SHORT PROBLEM: Below are the records; locate each line with the word "series" and copy it.

ENTRIES:
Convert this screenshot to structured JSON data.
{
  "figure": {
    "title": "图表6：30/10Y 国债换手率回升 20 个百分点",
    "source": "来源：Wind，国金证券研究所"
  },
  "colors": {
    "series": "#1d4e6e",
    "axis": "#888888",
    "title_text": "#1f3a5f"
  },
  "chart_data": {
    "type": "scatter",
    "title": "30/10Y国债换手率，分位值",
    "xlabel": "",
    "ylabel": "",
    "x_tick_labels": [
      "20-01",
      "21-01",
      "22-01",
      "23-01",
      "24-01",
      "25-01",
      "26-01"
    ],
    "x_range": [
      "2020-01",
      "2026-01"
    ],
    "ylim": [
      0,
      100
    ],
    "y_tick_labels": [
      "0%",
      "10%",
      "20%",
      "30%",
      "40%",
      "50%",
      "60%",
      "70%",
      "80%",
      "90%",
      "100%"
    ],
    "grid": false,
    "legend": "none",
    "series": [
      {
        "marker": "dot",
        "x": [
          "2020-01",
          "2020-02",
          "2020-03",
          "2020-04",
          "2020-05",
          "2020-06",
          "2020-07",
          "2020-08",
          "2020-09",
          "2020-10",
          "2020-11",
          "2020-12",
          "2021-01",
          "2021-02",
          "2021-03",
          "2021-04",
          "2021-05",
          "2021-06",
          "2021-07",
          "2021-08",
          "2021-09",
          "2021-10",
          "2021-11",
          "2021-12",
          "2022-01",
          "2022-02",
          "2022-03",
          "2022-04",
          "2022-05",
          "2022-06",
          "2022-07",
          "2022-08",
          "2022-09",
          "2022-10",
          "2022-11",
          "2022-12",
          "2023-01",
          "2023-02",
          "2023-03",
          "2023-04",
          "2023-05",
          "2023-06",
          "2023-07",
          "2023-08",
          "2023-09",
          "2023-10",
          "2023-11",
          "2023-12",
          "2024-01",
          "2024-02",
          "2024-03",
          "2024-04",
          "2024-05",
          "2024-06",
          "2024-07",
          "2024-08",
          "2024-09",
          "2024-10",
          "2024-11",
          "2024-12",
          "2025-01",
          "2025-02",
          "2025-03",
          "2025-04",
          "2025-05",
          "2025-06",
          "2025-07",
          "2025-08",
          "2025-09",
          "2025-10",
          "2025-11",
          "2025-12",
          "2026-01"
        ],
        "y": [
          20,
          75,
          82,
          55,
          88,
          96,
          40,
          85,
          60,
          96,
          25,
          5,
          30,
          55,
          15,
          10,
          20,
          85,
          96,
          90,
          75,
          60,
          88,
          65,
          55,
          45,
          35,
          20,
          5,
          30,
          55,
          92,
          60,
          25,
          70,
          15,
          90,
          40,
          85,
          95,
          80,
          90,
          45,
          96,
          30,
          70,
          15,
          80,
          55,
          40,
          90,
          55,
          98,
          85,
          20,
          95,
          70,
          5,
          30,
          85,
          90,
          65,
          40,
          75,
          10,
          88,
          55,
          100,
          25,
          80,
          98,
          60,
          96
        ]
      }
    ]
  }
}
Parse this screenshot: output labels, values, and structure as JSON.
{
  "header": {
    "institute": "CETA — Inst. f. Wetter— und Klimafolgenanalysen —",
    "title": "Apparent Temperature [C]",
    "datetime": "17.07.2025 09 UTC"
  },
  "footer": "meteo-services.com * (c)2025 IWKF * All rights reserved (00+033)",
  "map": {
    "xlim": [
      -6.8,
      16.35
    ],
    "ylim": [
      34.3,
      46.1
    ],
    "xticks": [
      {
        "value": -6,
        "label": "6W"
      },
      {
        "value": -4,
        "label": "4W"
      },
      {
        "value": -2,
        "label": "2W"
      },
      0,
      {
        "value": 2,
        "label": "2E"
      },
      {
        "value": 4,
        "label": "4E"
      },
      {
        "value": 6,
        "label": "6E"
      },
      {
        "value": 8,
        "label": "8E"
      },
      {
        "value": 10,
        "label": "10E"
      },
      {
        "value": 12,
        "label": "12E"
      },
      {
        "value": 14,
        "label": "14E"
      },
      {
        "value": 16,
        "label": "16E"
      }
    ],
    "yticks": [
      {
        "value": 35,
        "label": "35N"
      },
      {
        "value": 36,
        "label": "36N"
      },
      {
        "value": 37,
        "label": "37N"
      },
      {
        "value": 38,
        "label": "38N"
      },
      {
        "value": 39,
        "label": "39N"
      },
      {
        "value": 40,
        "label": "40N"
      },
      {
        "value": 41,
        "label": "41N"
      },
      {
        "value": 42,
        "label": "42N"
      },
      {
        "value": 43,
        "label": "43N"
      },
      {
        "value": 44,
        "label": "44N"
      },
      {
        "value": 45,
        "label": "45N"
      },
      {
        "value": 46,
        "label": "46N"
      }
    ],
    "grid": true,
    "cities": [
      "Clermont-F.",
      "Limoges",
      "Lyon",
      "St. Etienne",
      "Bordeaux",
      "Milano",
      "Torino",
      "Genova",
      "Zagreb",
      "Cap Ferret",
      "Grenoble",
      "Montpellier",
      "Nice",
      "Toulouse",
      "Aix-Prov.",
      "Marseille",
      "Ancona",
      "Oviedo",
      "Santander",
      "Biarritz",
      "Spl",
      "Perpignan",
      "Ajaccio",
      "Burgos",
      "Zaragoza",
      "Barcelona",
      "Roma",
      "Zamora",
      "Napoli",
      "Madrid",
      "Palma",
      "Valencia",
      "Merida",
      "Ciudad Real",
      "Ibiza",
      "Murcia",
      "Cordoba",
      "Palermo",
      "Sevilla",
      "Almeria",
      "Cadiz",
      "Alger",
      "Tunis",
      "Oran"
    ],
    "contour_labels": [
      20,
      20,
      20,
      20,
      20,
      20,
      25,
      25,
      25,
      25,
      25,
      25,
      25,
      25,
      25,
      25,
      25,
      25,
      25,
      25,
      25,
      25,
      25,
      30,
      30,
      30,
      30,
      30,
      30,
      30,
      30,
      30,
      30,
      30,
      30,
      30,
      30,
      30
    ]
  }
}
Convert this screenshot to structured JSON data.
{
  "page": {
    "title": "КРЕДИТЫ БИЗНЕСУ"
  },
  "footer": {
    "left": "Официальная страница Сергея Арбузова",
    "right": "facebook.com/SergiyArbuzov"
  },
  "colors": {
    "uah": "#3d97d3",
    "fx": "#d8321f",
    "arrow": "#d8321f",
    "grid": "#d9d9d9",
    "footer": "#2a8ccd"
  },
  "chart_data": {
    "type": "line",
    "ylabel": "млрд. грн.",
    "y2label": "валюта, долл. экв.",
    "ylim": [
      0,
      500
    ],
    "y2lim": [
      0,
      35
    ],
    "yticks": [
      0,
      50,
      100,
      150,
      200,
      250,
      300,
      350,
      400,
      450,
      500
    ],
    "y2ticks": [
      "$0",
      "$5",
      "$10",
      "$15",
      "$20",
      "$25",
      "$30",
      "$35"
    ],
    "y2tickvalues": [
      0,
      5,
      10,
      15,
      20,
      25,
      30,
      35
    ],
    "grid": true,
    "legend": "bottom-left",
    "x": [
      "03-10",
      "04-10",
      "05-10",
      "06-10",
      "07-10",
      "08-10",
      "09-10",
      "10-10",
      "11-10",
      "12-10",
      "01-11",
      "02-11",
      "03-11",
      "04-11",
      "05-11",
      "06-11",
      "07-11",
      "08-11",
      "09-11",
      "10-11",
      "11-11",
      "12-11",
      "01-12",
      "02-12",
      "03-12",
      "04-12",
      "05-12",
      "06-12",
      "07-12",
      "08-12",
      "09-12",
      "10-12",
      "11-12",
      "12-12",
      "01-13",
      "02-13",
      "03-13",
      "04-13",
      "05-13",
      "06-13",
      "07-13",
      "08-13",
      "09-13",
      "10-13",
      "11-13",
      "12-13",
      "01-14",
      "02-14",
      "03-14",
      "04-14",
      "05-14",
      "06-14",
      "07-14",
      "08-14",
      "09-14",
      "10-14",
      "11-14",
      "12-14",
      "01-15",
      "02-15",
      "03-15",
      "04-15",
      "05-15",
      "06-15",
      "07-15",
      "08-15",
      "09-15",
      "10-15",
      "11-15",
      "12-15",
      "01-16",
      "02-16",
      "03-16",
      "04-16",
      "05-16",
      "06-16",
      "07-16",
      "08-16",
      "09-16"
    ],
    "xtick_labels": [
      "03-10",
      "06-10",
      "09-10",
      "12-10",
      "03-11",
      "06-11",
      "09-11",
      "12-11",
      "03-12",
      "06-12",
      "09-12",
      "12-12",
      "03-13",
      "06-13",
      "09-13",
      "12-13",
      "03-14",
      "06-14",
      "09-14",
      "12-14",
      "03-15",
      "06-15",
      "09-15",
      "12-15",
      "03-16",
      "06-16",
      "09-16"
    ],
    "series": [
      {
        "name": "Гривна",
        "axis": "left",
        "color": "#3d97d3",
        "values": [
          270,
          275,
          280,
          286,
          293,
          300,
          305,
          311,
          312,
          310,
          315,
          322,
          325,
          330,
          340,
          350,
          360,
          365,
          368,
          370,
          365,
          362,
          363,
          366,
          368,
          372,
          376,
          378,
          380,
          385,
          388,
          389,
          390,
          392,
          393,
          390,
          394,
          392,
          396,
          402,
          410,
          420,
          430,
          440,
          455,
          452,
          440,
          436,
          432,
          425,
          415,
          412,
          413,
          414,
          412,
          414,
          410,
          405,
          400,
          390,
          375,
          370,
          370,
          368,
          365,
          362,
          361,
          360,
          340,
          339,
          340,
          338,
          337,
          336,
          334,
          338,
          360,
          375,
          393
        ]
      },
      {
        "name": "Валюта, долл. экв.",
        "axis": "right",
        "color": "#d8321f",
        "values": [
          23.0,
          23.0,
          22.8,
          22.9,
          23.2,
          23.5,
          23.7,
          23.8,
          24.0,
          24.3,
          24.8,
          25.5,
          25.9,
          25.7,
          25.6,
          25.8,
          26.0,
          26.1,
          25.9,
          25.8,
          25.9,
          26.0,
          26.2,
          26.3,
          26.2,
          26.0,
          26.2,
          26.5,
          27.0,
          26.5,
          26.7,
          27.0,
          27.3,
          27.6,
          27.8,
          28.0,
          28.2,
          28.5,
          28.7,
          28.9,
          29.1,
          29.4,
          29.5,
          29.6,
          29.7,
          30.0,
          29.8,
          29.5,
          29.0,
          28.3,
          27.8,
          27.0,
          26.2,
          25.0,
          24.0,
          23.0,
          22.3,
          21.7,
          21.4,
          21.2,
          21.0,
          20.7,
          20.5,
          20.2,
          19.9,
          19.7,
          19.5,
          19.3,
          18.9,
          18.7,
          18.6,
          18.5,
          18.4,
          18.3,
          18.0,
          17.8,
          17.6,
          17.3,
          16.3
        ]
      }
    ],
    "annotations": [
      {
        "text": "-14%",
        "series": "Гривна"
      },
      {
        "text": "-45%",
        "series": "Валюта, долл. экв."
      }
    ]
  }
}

EXPECTED OUTPUT:
    "series": "#1d4e6e",
    "series": [
    "series": [
        "series": "Гривна"
        "series": "Валюта, долл. экв."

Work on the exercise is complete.